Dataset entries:
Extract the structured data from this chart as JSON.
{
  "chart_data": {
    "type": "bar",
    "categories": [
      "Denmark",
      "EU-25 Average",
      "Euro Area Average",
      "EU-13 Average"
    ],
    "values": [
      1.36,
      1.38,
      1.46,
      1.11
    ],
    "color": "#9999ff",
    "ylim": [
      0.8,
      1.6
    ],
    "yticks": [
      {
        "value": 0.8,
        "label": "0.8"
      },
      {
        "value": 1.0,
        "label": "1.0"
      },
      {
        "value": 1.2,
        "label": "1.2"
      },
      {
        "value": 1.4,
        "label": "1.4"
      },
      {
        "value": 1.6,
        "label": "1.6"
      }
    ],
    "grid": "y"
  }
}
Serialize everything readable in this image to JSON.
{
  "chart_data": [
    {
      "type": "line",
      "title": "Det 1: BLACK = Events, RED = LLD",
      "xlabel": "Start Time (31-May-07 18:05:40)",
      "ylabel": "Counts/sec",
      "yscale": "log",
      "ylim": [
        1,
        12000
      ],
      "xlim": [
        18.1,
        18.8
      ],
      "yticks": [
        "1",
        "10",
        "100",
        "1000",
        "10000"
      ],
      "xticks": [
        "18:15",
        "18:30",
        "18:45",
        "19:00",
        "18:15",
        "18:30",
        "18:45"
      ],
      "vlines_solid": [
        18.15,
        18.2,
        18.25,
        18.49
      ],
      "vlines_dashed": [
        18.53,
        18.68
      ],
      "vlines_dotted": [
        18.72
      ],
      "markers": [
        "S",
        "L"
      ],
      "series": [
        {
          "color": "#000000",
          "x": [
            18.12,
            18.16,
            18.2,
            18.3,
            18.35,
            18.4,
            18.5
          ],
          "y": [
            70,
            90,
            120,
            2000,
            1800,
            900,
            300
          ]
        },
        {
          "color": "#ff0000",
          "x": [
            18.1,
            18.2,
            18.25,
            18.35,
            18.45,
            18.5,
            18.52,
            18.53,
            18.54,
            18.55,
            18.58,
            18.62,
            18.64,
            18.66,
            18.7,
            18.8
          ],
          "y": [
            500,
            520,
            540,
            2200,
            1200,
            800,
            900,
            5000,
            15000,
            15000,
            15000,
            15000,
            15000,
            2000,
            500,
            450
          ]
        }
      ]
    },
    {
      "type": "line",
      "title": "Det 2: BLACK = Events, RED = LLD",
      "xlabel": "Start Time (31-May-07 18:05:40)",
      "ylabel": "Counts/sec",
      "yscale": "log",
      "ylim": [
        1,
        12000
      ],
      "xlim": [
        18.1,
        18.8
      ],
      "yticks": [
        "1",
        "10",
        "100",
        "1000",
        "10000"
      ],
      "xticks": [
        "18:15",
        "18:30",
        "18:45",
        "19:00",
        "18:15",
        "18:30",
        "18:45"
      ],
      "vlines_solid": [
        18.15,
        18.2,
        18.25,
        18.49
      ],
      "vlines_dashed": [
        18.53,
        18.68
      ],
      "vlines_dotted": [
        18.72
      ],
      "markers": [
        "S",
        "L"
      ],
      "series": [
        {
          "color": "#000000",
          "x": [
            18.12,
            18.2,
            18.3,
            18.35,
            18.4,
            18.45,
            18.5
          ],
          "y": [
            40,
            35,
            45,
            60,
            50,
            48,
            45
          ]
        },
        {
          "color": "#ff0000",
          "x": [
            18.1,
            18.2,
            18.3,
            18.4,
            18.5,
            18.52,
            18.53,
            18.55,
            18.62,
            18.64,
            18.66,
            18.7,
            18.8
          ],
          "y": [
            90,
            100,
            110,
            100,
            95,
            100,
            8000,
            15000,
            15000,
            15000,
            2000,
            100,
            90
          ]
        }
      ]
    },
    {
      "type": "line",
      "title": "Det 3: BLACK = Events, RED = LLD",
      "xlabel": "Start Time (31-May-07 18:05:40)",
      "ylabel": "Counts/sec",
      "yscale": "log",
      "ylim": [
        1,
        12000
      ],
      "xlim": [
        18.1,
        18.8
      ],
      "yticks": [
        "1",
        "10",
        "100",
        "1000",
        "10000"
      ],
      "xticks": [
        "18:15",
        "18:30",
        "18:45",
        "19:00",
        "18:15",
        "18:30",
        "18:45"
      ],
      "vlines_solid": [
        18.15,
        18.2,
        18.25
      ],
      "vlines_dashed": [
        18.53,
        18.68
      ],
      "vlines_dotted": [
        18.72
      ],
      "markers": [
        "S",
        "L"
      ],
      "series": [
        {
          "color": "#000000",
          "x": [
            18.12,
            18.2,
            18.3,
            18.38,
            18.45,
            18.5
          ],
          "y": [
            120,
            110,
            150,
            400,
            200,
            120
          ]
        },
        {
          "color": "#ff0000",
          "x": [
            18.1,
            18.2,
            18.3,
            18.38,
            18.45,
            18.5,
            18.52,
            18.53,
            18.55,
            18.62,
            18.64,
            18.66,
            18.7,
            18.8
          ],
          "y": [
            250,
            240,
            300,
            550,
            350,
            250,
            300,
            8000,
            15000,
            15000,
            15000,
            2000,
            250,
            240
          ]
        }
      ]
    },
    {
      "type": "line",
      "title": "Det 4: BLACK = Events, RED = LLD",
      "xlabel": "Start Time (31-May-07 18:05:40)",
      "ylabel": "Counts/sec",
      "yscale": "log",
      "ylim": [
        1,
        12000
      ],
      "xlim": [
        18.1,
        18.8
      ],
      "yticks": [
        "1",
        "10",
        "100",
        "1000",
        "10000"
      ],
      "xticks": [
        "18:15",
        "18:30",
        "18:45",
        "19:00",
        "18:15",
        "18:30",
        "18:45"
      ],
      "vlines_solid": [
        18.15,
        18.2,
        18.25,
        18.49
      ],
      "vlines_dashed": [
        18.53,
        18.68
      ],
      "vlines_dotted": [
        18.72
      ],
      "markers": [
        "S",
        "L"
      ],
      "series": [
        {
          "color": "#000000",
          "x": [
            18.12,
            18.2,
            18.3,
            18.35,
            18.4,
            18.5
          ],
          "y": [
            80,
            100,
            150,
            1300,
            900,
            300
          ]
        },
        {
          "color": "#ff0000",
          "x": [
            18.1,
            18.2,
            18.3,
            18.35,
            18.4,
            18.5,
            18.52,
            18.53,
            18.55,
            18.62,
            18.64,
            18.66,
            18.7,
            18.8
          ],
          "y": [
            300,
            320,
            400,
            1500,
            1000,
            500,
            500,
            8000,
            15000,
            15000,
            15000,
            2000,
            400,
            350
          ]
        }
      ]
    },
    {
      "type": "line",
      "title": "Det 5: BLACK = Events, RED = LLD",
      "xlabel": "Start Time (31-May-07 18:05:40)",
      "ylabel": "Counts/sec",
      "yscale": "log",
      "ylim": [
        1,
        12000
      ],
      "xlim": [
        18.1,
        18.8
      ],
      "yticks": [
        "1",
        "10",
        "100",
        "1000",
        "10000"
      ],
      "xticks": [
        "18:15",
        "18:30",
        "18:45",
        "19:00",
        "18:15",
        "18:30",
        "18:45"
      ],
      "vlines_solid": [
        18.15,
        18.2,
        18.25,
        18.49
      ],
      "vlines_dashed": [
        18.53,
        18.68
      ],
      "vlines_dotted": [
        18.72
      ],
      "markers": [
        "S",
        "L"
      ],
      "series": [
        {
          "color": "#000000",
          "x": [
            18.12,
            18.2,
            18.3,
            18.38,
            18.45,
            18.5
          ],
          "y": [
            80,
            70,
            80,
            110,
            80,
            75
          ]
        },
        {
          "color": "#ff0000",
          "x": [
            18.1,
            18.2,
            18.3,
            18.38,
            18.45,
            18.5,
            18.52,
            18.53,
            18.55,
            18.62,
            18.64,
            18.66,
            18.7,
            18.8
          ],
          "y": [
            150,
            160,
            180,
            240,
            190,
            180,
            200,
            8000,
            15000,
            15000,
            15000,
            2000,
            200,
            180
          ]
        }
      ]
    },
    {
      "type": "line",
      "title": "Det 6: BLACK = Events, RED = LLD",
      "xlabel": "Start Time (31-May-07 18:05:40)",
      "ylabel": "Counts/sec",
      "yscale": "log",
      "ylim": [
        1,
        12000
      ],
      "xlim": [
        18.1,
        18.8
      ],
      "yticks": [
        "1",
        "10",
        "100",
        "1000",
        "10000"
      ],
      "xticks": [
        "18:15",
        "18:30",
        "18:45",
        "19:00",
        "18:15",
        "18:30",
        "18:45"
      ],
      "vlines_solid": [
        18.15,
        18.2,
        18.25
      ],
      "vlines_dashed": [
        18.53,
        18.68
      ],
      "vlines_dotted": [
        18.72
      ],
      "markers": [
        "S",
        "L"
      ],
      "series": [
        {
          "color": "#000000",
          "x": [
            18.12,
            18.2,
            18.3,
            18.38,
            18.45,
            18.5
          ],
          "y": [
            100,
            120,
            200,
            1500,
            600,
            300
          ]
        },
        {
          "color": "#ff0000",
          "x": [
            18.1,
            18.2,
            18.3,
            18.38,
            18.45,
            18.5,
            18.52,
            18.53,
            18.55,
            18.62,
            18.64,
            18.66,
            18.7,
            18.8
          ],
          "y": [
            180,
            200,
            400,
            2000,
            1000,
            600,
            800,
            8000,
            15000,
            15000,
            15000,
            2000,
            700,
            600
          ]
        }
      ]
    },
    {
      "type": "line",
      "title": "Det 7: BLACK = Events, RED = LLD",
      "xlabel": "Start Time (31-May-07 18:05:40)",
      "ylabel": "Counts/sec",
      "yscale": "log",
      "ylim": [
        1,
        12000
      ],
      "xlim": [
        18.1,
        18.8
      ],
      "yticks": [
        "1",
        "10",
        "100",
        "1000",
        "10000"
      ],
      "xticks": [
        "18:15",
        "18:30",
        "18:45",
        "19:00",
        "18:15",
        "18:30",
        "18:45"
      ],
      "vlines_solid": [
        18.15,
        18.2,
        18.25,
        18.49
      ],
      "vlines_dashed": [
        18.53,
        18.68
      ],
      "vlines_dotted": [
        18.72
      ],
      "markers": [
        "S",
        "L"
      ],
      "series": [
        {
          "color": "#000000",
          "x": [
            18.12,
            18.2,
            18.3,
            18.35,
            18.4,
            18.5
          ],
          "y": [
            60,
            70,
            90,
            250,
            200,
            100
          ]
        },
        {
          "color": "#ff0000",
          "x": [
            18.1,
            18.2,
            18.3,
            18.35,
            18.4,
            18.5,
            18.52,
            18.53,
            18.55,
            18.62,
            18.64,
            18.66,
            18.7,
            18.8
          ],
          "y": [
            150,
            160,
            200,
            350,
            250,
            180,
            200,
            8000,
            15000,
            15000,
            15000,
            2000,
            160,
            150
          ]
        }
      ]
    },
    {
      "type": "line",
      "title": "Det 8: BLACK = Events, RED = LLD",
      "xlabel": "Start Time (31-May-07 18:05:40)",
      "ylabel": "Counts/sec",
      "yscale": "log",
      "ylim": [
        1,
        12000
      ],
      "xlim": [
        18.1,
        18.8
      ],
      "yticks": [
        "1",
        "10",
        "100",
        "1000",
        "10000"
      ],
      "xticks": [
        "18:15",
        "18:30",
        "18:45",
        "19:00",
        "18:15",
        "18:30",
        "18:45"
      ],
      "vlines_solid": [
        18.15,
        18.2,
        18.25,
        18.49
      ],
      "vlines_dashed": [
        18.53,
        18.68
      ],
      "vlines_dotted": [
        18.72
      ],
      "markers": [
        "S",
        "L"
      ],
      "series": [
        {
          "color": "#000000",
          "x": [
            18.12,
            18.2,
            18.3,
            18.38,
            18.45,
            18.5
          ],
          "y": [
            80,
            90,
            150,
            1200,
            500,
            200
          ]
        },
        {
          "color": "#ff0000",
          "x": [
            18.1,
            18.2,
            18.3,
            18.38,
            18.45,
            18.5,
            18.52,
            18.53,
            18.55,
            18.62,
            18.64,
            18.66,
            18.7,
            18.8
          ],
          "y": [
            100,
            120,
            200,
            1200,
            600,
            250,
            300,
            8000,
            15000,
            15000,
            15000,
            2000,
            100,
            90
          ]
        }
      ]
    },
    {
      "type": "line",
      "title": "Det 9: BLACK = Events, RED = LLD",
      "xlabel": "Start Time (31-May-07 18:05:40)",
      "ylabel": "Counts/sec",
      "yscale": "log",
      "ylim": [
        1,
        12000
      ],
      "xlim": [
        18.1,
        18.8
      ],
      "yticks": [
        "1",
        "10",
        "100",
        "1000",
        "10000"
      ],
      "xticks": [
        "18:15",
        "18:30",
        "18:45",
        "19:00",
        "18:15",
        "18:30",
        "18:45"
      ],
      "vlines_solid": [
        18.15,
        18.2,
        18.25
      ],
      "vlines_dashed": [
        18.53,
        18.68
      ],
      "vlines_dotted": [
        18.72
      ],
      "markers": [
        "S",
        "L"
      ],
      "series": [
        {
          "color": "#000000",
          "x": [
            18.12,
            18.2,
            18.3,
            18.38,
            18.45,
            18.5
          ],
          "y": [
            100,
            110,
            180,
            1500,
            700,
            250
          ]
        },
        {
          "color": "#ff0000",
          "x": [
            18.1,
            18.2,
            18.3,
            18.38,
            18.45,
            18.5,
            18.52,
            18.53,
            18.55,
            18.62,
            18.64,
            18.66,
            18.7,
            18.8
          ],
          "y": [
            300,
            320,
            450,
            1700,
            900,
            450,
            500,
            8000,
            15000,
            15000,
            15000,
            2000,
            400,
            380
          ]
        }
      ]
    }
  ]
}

WHAT YOU NEED TO DO: Which lines above contain "title"? Show each of them.

EXPECTED OUTPUT:
      "title": "Det 1: BLACK = Events, RED = LLD",
      "title": "Det 2: BLACK = Events, RED = LLD",
      "title": "Det 3: BLACK = Events, RED = LLD",
      "title": "Det 4: BLACK = Events, RED = LLD",
      "title": "Det 5: BLACK = Events, RED = LLD",
      "title": "Det 6: BLACK = Events, RED = LLD",
      "title": "Det 7: BLACK = Events, RED = LLD",
      "title": "Det 8: BLACK = Events, RED = LLD",
      "title": "Det 9: BLACK = Events, RED = LLD",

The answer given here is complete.